= The task =
Give the number of lines below that contain the word "Quarterly", and nothing else.

╭─ Supplied information

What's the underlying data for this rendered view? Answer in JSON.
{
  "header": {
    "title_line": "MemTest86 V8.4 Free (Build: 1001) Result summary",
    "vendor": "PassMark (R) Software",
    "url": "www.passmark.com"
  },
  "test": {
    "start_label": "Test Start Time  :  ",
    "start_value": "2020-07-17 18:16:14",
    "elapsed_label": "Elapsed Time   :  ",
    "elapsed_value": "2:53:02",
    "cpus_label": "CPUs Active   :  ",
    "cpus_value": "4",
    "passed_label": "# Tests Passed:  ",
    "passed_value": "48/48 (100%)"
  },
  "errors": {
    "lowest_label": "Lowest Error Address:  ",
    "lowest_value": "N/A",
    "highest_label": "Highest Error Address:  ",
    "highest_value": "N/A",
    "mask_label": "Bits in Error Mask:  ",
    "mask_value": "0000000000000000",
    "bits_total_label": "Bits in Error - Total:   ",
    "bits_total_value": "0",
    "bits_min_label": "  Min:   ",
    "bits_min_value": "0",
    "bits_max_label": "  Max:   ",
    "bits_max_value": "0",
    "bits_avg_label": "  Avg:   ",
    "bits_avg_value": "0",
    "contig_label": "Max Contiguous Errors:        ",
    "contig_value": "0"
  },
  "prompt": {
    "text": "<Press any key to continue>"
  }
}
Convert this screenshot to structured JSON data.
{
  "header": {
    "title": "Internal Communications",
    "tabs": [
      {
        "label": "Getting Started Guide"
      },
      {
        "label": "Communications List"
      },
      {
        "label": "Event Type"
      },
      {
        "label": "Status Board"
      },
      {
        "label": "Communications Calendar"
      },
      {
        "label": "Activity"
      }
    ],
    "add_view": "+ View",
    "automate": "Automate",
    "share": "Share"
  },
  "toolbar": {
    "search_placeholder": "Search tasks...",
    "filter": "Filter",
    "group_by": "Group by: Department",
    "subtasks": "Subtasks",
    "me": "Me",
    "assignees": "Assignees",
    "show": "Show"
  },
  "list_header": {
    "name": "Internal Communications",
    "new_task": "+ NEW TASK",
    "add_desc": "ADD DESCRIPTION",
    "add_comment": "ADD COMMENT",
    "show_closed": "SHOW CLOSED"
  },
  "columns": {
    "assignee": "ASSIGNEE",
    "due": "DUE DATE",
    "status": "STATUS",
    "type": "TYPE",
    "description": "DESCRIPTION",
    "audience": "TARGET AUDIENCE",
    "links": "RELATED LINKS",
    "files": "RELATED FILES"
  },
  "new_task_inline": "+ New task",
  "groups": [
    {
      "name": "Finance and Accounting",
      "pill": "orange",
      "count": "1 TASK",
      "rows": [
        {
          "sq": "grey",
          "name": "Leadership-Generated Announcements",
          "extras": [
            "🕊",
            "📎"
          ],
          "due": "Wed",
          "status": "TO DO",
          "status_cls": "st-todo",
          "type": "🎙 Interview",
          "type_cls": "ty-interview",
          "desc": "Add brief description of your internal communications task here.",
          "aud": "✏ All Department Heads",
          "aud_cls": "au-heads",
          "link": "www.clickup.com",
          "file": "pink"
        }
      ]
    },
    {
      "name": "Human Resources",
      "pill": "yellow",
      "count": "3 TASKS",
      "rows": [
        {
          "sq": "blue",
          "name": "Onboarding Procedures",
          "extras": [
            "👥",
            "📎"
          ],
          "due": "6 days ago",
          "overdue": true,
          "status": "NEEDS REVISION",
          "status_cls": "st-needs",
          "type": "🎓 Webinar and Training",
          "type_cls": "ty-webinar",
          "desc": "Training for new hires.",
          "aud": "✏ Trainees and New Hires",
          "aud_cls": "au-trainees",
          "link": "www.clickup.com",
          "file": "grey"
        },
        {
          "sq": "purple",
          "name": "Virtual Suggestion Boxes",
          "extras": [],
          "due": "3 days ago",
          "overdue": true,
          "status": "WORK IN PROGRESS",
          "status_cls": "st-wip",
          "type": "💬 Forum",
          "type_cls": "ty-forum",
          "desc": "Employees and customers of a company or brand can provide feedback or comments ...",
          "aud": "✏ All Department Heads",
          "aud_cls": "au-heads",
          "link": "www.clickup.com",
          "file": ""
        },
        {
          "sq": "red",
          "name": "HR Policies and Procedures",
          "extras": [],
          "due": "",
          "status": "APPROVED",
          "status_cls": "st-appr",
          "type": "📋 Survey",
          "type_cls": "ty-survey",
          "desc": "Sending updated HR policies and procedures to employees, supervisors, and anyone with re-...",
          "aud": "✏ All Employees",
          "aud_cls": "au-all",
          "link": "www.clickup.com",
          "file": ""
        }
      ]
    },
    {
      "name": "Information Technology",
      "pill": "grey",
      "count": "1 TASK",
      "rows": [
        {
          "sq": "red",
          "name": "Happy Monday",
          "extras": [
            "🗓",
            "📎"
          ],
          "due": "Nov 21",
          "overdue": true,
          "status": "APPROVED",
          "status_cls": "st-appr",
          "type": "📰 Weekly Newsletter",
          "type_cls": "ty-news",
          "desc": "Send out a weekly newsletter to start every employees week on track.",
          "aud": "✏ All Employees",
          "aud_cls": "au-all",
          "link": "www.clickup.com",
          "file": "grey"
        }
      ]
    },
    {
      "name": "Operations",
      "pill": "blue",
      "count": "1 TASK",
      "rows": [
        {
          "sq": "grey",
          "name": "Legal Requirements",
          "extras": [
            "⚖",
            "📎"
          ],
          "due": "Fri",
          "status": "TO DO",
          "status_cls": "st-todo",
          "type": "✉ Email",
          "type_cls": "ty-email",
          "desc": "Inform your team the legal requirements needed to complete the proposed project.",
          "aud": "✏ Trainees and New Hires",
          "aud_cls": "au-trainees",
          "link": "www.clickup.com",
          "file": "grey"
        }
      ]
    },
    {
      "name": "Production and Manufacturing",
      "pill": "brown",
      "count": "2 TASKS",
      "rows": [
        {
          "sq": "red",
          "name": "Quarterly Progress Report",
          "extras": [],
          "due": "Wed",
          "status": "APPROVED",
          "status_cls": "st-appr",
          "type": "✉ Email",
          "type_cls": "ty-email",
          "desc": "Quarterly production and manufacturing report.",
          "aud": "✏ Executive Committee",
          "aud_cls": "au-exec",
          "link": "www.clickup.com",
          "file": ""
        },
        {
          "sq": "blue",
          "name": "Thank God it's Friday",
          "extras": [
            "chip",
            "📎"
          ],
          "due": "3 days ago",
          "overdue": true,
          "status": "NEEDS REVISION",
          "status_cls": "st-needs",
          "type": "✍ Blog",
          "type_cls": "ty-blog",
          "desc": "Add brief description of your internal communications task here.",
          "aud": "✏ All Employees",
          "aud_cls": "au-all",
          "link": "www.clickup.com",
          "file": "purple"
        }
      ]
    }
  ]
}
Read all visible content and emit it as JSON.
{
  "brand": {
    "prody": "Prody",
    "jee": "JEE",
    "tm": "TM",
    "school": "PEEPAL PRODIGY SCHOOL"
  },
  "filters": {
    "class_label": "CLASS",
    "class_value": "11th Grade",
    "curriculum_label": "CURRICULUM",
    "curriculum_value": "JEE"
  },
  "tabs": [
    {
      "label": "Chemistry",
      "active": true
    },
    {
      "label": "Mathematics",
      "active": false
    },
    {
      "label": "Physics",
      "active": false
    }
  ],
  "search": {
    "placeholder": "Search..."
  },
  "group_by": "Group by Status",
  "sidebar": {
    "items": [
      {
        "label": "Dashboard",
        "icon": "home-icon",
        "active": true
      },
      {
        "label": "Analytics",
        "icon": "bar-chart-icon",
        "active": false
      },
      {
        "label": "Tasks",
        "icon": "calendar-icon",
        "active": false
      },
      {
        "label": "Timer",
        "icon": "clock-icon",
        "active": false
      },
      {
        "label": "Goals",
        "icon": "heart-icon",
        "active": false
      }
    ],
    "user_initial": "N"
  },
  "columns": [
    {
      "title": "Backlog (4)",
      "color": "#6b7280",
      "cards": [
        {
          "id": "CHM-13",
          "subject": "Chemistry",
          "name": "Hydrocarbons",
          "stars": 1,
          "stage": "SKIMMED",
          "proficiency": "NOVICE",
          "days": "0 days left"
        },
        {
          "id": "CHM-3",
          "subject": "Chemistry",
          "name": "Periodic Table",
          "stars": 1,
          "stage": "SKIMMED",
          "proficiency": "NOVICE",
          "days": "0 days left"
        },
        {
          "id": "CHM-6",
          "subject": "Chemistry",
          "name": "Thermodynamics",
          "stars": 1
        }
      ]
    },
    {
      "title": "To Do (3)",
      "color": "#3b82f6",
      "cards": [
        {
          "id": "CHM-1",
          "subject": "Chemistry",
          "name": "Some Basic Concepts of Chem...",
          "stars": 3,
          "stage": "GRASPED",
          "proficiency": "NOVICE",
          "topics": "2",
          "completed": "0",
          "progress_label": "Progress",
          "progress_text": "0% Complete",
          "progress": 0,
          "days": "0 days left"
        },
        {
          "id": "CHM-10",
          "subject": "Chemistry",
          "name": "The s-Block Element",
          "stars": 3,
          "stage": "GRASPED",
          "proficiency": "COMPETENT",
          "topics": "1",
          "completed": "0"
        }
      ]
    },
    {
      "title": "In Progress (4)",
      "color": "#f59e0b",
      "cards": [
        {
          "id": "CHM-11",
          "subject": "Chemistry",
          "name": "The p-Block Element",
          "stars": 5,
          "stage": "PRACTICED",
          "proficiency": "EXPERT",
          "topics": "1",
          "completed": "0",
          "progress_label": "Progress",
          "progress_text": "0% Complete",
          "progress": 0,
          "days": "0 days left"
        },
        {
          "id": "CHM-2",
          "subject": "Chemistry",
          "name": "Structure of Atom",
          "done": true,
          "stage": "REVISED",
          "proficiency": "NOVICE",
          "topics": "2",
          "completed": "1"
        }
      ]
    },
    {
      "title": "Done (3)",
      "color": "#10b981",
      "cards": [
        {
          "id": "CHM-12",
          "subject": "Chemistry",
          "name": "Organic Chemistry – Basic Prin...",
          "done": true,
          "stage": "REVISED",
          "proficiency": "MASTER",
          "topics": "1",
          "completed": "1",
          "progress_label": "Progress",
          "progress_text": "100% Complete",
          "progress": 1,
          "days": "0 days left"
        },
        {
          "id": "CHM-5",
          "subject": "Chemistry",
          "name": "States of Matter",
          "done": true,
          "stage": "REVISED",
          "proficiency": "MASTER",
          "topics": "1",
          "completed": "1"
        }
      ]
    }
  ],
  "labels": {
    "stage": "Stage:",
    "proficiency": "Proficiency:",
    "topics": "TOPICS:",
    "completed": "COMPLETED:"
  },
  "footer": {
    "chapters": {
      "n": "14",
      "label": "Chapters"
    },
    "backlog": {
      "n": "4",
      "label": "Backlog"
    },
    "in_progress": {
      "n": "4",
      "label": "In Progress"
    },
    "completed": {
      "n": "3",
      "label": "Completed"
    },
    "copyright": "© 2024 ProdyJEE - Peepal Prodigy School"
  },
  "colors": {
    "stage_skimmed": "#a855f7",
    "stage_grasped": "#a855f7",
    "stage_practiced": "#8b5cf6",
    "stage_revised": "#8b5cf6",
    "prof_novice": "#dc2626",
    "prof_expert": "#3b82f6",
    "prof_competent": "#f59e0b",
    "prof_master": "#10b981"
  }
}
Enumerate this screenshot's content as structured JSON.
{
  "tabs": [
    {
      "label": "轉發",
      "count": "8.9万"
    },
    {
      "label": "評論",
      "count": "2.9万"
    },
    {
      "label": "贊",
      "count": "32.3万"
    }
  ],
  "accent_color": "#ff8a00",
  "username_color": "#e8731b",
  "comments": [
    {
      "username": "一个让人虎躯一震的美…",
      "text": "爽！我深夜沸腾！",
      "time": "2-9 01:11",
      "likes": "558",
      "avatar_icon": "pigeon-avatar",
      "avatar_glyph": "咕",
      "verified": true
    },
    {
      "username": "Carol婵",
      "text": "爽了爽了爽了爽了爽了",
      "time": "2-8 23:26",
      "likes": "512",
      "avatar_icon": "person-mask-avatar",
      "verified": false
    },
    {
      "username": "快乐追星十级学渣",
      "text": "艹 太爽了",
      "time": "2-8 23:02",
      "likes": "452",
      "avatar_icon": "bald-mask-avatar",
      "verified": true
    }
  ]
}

╰─

= Answer to the task =
2